**RECORDS SHOWN:**

begin

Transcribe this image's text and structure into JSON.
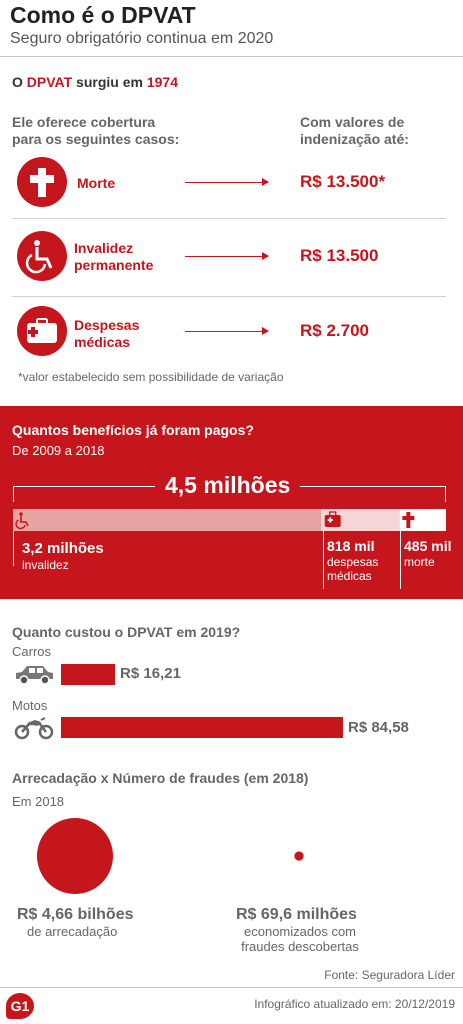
{
  "header": {
    "title": "Como é o DPVAT",
    "subtitle": "Seguro obrigatório continua em 2020"
  },
  "intro": {
    "prefix": "O ",
    "brand": "DPVAT",
    "mid": " surgiu em ",
    "year": "1974"
  },
  "coverage": {
    "left_heading_1": "Ele oferece cobertura",
    "left_heading_2": "para os seguintes casos:",
    "right_heading_1": "Com valores de",
    "right_heading_2": "indenização até:",
    "items": [
      {
        "label_1": "Morte",
        "label_2": "",
        "value": "R$ 13.500*",
        "icon": "cross-icon"
      },
      {
        "label_1": "Invalidez",
        "label_2": "permanente",
        "value": "R$ 13.500",
        "icon": "wheelchair-icon"
      },
      {
        "label_1": "Despesas",
        "label_2": "médicas",
        "value": "R$ 2.700",
        "icon": "medical-kit-icon"
      }
    ],
    "footnote": "*valor estabelecido sem possibilidade de variação"
  },
  "benefits": {
    "title": "Quantos benefícios já foram pagos?",
    "period": "De 2009 a 2018",
    "total": "4,5 milhões",
    "colors": {
      "background": "#c4161c",
      "invalidez": "#e8a3a3",
      "despesas": "#f4d6d6",
      "morte": "#ffffff"
    },
    "segments": [
      {
        "value": "3,2 milhões",
        "label_1": "invalidez",
        "label_2": "",
        "icon": "wheelchair-icon"
      },
      {
        "value": "818 mil",
        "label_1": "despesas",
        "label_2": "médicas",
        "icon": "medical-kit-icon"
      },
      {
        "value": "485 mil",
        "label_1": "morte",
        "label_2": "",
        "icon": "cross-icon"
      }
    ]
  },
  "cost": {
    "title": "Quanto custou o DPVAT em 2019?",
    "items": [
      {
        "label": "Carros",
        "value": "R$ 16,21",
        "icon": "car-icon"
      },
      {
        "label": "Motos",
        "value": "R$ 84,58",
        "icon": "motorcycle-icon"
      }
    ]
  },
  "chart_data": [
    {
      "type": "bar",
      "title": "Quantos benefícios já foram pagos?",
      "subtitle": "De 2009 a 2018",
      "categories": [
        "invalidez",
        "despesas médicas",
        "morte"
      ],
      "values": [
        3200000,
        818000,
        485000
      ],
      "total": 4500000
    },
    {
      "type": "bar",
      "title": "Quanto custou o DPVAT em 2019?",
      "categories": [
        "Carros",
        "Motos"
      ],
      "values": [
        16.21,
        84.58
      ]
    },
    {
      "type": "bar",
      "title": "Arrecadação x Número de fraudes (em 2018)",
      "subtitle": "Em 2018",
      "categories": [
        "de arrecadação",
        "economizados com fraudes descobertas"
      ],
      "values": [
        4660000000,
        69600000
      ]
    }
  ],
  "fraud": {
    "title": "Arrecadação x Número de fraudes (em 2018)",
    "year": "Em 2018",
    "items": [
      {
        "value": "R$ 4,66 bilhões",
        "label_1": "de arrecadação",
        "label_2": ""
      },
      {
        "value": "R$ 69,6 milhões",
        "label_1": "economizados com",
        "label_2": "fraudes descobertas"
      }
    ]
  },
  "footer": {
    "source": "Fonte: Seguradora Líder",
    "logo": "G1",
    "updated": "Infográfico atualizado em: 20/12/2019"
  }
}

end

**TASK DETAILS:** Find the word "foram" in the data and show each line that holds it.

**FINAL ANSWER:**
    "title": "Quantos benefícios já foram pagos?",
      "title": "Quantos benefícios já foram pagos?",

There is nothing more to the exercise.